Prompt
Print every entry, word for word, and skip the images.
━━━ Extracted material ━━━
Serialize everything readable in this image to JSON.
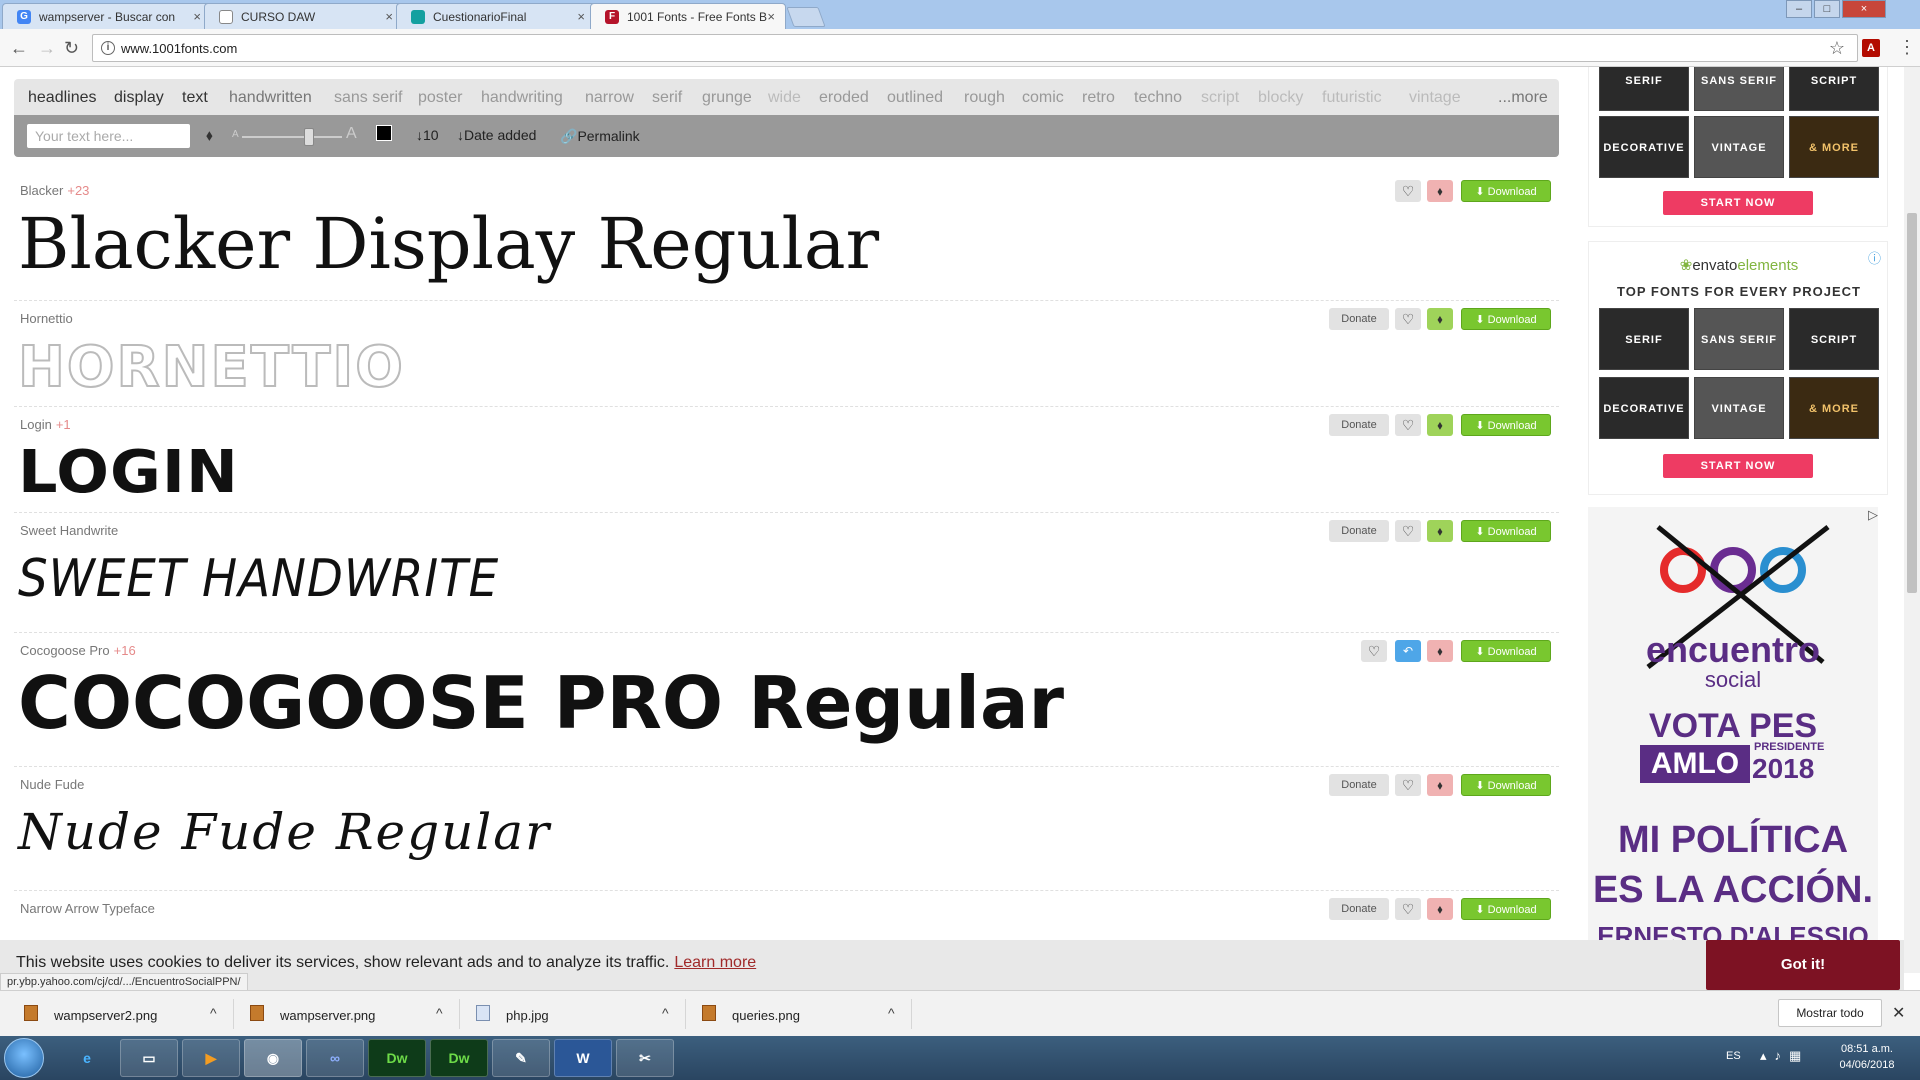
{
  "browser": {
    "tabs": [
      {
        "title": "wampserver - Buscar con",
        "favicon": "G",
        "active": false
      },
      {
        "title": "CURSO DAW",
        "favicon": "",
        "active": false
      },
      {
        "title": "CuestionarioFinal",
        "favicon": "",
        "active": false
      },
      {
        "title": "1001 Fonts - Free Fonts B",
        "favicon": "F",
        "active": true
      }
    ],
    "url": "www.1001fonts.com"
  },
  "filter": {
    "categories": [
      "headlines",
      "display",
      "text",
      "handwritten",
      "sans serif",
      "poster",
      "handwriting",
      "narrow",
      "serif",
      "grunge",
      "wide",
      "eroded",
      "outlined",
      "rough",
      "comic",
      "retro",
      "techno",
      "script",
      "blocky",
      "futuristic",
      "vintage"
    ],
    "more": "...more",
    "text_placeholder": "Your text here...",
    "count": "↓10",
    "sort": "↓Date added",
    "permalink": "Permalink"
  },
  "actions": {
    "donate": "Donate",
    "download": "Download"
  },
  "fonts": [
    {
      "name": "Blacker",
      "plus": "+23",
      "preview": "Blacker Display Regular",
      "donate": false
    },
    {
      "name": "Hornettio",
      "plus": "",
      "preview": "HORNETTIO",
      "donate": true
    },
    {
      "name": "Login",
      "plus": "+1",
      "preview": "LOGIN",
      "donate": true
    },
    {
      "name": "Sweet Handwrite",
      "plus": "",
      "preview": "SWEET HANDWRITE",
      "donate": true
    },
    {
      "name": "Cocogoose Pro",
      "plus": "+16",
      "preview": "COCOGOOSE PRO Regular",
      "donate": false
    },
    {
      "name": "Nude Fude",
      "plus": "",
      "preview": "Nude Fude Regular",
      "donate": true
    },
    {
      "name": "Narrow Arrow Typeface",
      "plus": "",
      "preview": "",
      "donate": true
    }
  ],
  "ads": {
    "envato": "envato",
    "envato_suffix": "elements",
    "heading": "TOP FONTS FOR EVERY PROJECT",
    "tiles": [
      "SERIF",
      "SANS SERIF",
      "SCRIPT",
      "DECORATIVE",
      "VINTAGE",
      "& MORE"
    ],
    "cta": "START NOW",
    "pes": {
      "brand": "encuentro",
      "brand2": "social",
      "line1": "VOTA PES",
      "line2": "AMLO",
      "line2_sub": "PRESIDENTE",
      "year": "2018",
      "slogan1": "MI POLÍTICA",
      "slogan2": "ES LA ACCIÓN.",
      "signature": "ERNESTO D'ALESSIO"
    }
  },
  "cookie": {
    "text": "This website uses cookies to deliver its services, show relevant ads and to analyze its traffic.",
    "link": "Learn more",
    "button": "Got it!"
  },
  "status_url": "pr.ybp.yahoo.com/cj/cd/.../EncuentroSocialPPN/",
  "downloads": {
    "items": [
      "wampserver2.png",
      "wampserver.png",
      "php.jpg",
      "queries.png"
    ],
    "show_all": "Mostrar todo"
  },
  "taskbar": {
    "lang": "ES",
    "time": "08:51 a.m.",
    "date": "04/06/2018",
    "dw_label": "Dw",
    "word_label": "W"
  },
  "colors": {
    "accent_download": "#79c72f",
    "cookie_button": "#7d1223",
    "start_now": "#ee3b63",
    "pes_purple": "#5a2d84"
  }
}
━━━
Solution
Serialize everything readable in this image to JSON.
{
  "browser": {
    "tabs": [
      {
        "title": "wampserver - Buscar con",
        "favicon": "G",
        "active": false
      },
      {
        "title": "CURSO DAW",
        "favicon": "",
        "active": false
      },
      {
        "title": "CuestionarioFinal",
        "favicon": "",
        "active": false
      },
      {
        "title": "1001 Fonts - Free Fonts B",
        "favicon": "F",
        "active": true
      }
    ],
    "url": "www.1001fonts.com"
  },
  "filter": {
    "categories": [
      "headlines",
      "display",
      "text",
      "handwritten",
      "sans serif",
      "poster",
      "handwriting",
      "narrow",
      "serif",
      "grunge",
      "wide",
      "eroded",
      "outlined",
      "rough",
      "comic",
      "retro",
      "techno",
      "script",
      "blocky",
      "futuristic",
      "vintage"
    ],
    "more": "...more",
    "text_placeholder": "Your text here...",
    "count": "↓10",
    "sort": "↓Date added",
    "permalink": "Permalink"
  },
  "actions": {
    "donate": "Donate",
    "download": "Download"
  },
  "fonts": [
    {
      "name": "Blacker",
      "plus": "+23",
      "preview": "Blacker Display Regular",
      "donate": false
    },
    {
      "name": "Hornettio",
      "plus": "",
      "preview": "HORNETTIO",
      "donate": true
    },
    {
      "name": "Login",
      "plus": "+1",
      "preview": "LOGIN",
      "donate": true
    },
    {
      "name": "Sweet Handwrite",
      "plus": "",
      "preview": "SWEET HANDWRITE",
      "donate": true
    },
    {
      "name": "Cocogoose Pro",
      "plus": "+16",
      "preview": "COCOGOOSE PRO Regular",
      "donate": false
    },
    {
      "name": "Nude Fude",
      "plus": "",
      "preview": "Nude Fude Regular",
      "donate": true
    },
    {
      "name": "Narrow Arrow Typeface",
      "plus": "",
      "preview": "",
      "donate": true
    }
  ],
  "ads": {
    "envato": "envato",
    "envato_suffix": "elements",
    "heading": "TOP FONTS FOR EVERY PROJECT",
    "tiles": [
      "SERIF",
      "SANS SERIF",
      "SCRIPT",
      "DECORATIVE",
      "VINTAGE",
      "& MORE"
    ],
    "cta": "START NOW",
    "pes": {
      "brand": "encuentro",
      "brand2": "social",
      "line1": "VOTA PES",
      "line2": "AMLO",
      "line2_sub": "PRESIDENTE",
      "year": "2018",
      "slogan1": "MI POLÍTICA",
      "slogan2": "ES LA ACCIÓN.",
      "signature": "ERNESTO D'ALESSIO"
    }
  },
  "cookie": {
    "text": "This website uses cookies to deliver its services, show relevant ads and to analyze its traffic.",
    "link": "Learn more",
    "button": "Got it!"
  },
  "status_url": "pr.ybp.yahoo.com/cj/cd/.../EncuentroSocialPPN/",
  "downloads": {
    "items": [
      "wampserver2.png",
      "wampserver.png",
      "php.jpg",
      "queries.png"
    ],
    "show_all": "Mostrar todo"
  },
  "taskbar": {
    "lang": "ES",
    "time": "08:51 a.m.",
    "date": "04/06/2018",
    "dw_label": "Dw",
    "word_label": "W"
  },
  "colors": {
    "accent_download": "#79c72f",
    "cookie_button": "#7d1223",
    "start_now": "#ee3b63",
    "pes_purple": "#5a2d84"
  }
}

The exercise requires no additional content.